_EXERCISE:_
Copy everything in the data below exactly except the pictures.

(Excerpt from a dataset)

..........

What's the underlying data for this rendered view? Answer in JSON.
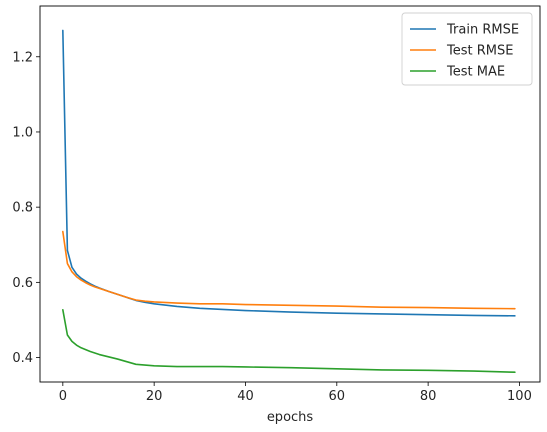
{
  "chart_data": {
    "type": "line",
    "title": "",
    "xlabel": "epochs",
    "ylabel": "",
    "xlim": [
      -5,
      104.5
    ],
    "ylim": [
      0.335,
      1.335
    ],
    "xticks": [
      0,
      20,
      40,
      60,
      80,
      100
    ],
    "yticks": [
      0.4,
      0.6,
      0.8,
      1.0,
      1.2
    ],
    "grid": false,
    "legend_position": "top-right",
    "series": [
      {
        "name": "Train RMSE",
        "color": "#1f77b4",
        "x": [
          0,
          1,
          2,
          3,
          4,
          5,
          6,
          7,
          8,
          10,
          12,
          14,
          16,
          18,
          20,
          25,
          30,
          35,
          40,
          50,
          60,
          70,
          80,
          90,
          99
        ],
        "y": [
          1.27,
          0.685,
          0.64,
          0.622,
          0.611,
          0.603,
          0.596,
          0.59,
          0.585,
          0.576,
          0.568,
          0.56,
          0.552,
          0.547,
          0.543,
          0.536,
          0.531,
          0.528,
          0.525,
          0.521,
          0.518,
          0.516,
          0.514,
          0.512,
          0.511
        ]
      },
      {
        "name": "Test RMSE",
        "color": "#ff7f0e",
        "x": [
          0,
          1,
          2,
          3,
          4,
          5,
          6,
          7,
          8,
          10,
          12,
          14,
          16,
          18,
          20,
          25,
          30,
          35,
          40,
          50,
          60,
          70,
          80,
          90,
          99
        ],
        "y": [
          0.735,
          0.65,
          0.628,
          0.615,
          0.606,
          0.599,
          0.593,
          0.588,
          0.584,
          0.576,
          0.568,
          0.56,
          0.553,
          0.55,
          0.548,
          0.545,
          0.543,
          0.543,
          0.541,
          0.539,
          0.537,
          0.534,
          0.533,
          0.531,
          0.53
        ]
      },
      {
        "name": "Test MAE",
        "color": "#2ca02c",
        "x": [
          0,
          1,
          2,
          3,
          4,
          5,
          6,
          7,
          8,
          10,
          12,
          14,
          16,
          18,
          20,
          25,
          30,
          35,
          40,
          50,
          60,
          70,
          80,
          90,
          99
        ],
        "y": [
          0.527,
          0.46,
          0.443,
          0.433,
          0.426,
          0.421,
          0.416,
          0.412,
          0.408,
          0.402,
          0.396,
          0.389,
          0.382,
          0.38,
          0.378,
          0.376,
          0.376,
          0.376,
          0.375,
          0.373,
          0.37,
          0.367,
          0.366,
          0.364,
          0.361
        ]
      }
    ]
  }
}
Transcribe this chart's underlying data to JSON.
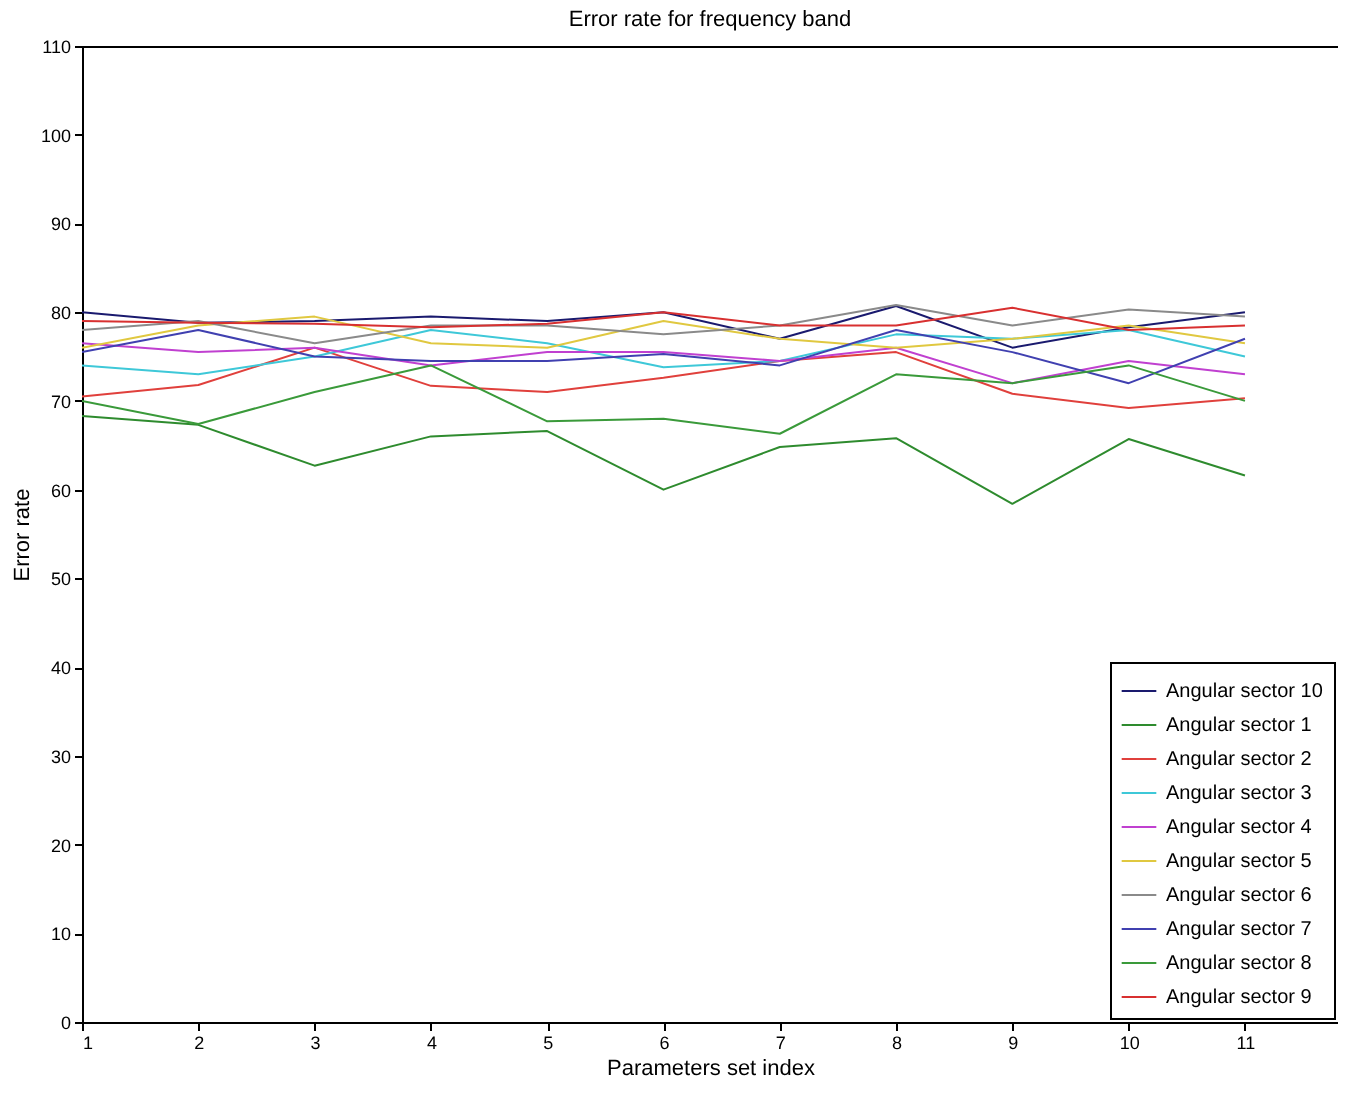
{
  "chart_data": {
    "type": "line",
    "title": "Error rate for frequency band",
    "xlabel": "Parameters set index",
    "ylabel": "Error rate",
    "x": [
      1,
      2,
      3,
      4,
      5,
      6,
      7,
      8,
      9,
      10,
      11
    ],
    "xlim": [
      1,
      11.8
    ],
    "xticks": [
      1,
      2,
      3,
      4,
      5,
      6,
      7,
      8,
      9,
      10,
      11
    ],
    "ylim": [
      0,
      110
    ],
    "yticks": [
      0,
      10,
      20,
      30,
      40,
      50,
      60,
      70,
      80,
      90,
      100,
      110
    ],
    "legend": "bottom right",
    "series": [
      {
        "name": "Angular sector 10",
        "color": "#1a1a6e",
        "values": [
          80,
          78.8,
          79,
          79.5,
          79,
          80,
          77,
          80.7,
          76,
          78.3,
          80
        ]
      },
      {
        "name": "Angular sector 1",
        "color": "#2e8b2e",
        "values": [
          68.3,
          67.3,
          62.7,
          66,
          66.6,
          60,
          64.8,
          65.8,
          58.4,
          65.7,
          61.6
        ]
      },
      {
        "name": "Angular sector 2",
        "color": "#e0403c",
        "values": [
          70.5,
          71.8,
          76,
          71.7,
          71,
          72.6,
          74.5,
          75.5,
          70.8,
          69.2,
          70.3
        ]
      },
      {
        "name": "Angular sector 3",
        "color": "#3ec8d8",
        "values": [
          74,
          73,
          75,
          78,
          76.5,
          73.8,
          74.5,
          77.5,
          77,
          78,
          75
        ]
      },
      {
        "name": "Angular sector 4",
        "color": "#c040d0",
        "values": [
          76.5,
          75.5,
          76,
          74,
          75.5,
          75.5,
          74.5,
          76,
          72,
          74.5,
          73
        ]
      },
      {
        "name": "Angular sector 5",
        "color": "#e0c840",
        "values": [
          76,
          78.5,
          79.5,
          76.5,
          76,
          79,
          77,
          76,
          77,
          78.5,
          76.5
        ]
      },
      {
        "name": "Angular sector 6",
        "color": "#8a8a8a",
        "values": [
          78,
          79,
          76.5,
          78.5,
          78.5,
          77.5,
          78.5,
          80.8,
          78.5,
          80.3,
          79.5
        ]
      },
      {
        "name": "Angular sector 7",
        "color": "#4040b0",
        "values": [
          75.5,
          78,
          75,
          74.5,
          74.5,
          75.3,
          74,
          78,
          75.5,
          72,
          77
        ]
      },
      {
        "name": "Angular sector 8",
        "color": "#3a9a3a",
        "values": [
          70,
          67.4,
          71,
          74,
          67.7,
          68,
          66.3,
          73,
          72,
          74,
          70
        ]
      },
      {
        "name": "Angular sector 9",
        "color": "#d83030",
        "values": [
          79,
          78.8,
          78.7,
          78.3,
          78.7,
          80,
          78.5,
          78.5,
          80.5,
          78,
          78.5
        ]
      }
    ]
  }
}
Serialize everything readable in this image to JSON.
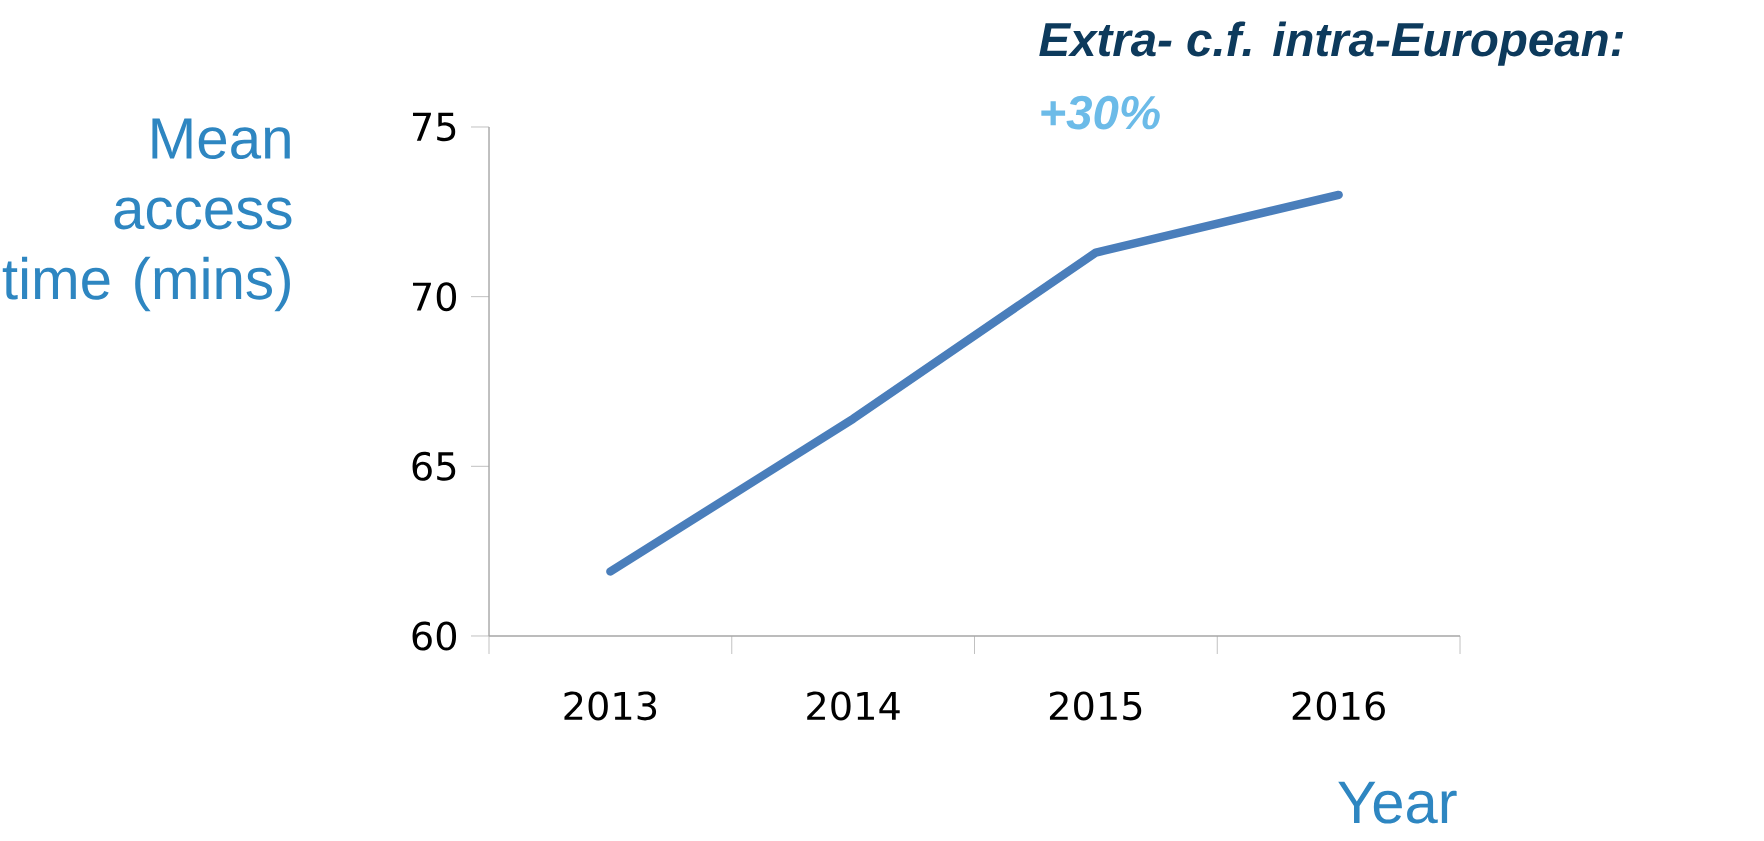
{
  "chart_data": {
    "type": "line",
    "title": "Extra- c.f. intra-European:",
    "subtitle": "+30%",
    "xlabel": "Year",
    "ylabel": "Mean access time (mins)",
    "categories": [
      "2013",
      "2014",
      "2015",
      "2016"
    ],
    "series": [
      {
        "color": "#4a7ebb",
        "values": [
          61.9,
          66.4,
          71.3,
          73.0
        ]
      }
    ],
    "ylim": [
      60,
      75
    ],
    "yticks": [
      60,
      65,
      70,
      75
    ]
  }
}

..........

_FULL ANSWER:_
What's the underlying data for this rendered view? Answer in JSON.
{
  "chart_data": {
    "type": "line",
    "title": "",
    "xlabel": "epochs",
    "ylabel": "",
    "xlim": [
      -5,
      104.5
    ],
    "ylim": [
      0.335,
      1.335
    ],
    "xticks": [
      0,
      20,
      40,
      60,
      80,
      100
    ],
    "yticks": [
      0.4,
      0.6,
      0.8,
      1.0,
      1.2
    ],
    "grid": false,
    "legend_position": "top-right",
    "series": [
      {
        "name": "Train RMSE",
        "color": "#1f77b4",
        "x": [
          0,
          1,
          2,
          3,
          4,
          5,
          6,
          7,
          8,
          10,
          12,
          14,
          16,
          18,
          20,
          25,
          30,
          35,
          40,
          50,
          60,
          70,
          80,
          90,
          99
        ],
        "y": [
          1.27,
          0.685,
          0.64,
          0.622,
          0.611,
          0.603,
          0.596,
          0.59,
          0.585,
          0.576,
          0.568,
          0.56,
          0.552,
          0.547,
          0.543,
          0.536,
          0.531,
          0.528,
          0.525,
          0.521,
          0.518,
          0.516,
          0.514,
          0.512,
          0.511
        ]
      },
      {
        "name": "Test RMSE",
        "color": "#ff7f0e",
        "x": [
          0,
          1,
          2,
          3,
          4,
          5,
          6,
          7,
          8,
          10,
          12,
          14,
          16,
          18,
          20,
          25,
          30,
          35,
          40,
          50,
          60,
          70,
          80,
          90,
          99
        ],
        "y": [
          0.735,
          0.65,
          0.628,
          0.615,
          0.606,
          0.599,
          0.593,
          0.588,
          0.584,
          0.576,
          0.568,
          0.56,
          0.553,
          0.55,
          0.548,
          0.545,
          0.543,
          0.543,
          0.541,
          0.539,
          0.537,
          0.534,
          0.533,
          0.531,
          0.53
        ]
      },
      {
        "name": "Test MAE",
        "color": "#2ca02c",
        "x": [
          0,
          1,
          2,
          3,
          4,
          5,
          6,
          7,
          8,
          10,
          12,
          14,
          16,
          18,
          20,
          25,
          30,
          35,
          40,
          50,
          60,
          70,
          80,
          90,
          99
        ],
        "y": [
          0.527,
          0.46,
          0.443,
          0.433,
          0.426,
          0.421,
          0.416,
          0.412,
          0.408,
          0.402,
          0.396,
          0.389,
          0.382,
          0.38,
          0.378,
          0.376,
          0.376,
          0.376,
          0.375,
          0.373,
          0.37,
          0.367,
          0.366,
          0.364,
          0.361
        ]
      }
    ]
  }
}
Transcribe this chart's underlying data to JSON.
{
  "chart_data": {
    "type": "line",
    "title": "Error rate for frequency band",
    "xlabel": "Parameters set index",
    "ylabel": "Error rate",
    "x": [
      1,
      2,
      3,
      4,
      5,
      6,
      7,
      8,
      9,
      10,
      11
    ],
    "xlim": [
      1,
      11.8
    ],
    "xticks": [
      1,
      2,
      3,
      4,
      5,
      6,
      7,
      8,
      9,
      10,
      11
    ],
    "ylim": [
      0,
      110
    ],
    "yticks": [
      0,
      10,
      20,
      30,
      40,
      50,
      60,
      70,
      80,
      90,
      100,
      110
    ],
    "legend": "bottom right",
    "series": [
      {
        "name": "Angular sector 10",
        "color": "#1a1a6e",
        "values": [
          80,
          78.8,
          79,
          79.5,
          79,
          80,
          77,
          80.7,
          76,
          78.3,
          80
        ]
      },
      {
        "name": "Angular sector 1",
        "color": "#2e8b2e",
        "values": [
          68.3,
          67.3,
          62.7,
          66,
          66.6,
          60,
          64.8,
          65.8,
          58.4,
          65.7,
          61.6
        ]
      },
      {
        "name": "Angular sector 2",
        "color": "#e0403c",
        "values": [
          70.5,
          71.8,
          76,
          71.7,
          71,
          72.6,
          74.5,
          75.5,
          70.8,
          69.2,
          70.3
        ]
      },
      {
        "name": "Angular sector 3",
        "color": "#3ec8d8",
        "values": [
          74,
          73,
          75,
          78,
          76.5,
          73.8,
          74.5,
          77.5,
          77,
          78,
          75
        ]
      },
      {
        "name": "Angular sector 4",
        "color": "#c040d0",
        "values": [
          76.5,
          75.5,
          76,
          74,
          75.5,
          75.5,
          74.5,
          76,
          72,
          74.5,
          73
        ]
      },
      {
        "name": "Angular sector 5",
        "color": "#e0c840",
        "values": [
          76,
          78.5,
          79.5,
          76.5,
          76,
          79,
          77,
          76,
          77,
          78.5,
          76.5
        ]
      },
      {
        "name": "Angular sector 6",
        "color": "#8a8a8a",
        "values": [
          78,
          79,
          76.5,
          78.5,
          78.5,
          77.5,
          78.5,
          80.8,
          78.5,
          80.3,
          79.5
        ]
      },
      {
        "name": "Angular sector 7",
        "color": "#4040b0",
        "values": [
          75.5,
          78,
          75,
          74.5,
          74.5,
          75.3,
          74,
          78,
          75.5,
          72,
          77
        ]
      },
      {
        "name": "Angular sector 8",
        "color": "#3a9a3a",
        "values": [
          70,
          67.4,
          71,
          74,
          67.7,
          68,
          66.3,
          73,
          72,
          74,
          70
        ]
      },
      {
        "name": "Angular sector 9",
        "color": "#d83030",
        "values": [
          79,
          78.8,
          78.7,
          78.3,
          78.7,
          80,
          78.5,
          78.5,
          80.5,
          78,
          78.5
        ]
      }
    ]
  }
}
Serialize everything readable in this image to JSON.
{
  "chart_data": {
    "type": "line",
    "title": "Extra- c.f. intra-European:",
    "subtitle": "+30%",
    "xlabel": "Year",
    "ylabel": "Mean access time (mins)",
    "categories": [
      "2013",
      "2014",
      "2015",
      "2016"
    ],
    "series": [
      {
        "color": "#4a7ebb",
        "values": [
          61.9,
          66.4,
          71.3,
          73.0
        ]
      }
    ],
    "ylim": [
      60,
      75
    ],
    "yticks": [
      60,
      65,
      70,
      75
    ]
  }
}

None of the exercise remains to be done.